Structured figure records:
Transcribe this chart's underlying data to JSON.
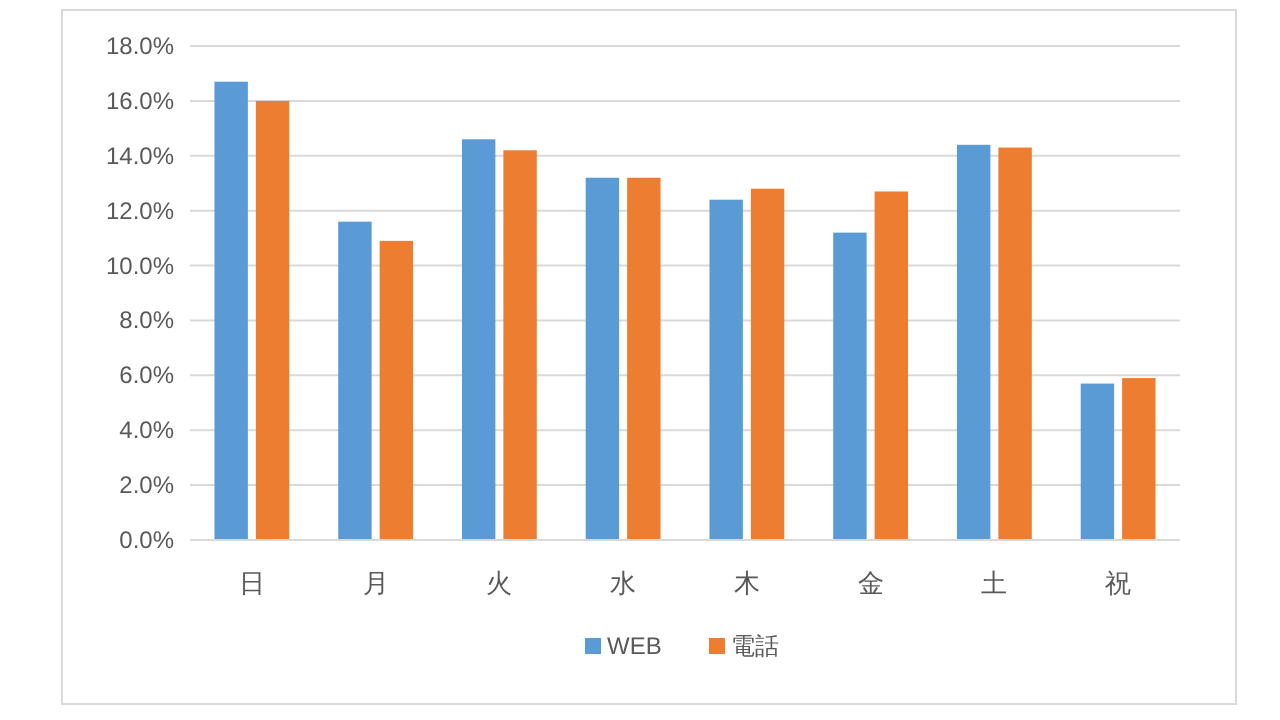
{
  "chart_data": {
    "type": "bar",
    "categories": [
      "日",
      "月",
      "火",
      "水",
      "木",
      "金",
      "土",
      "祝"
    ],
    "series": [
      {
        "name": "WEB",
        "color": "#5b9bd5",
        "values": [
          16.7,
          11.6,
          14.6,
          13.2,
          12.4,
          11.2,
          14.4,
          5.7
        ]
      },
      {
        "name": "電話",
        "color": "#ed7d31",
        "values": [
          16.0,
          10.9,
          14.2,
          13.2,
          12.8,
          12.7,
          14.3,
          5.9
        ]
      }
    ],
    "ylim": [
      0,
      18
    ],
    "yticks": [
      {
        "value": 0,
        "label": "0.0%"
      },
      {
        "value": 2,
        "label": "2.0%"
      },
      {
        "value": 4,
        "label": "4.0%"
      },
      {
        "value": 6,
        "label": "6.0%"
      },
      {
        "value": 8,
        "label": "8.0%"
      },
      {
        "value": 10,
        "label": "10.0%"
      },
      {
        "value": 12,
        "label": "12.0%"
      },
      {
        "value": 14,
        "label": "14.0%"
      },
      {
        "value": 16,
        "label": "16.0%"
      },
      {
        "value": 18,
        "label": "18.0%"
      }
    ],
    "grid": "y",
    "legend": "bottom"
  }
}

*DO THIS*.
Collect the complete line wherever the string "label" appears in the records.

*RESPONSE TO THIS EXERCISE*.
        "label": "0.0%"
        "label": "2.0%"
        "label": "4.0%"
        "label": "6.0%"
        "label": "8.0%"
        "label": "10.0%"
        "label": "12.0%"
        "label": "14.0%"
        "label": "16.0%"
        "label": "18.0%"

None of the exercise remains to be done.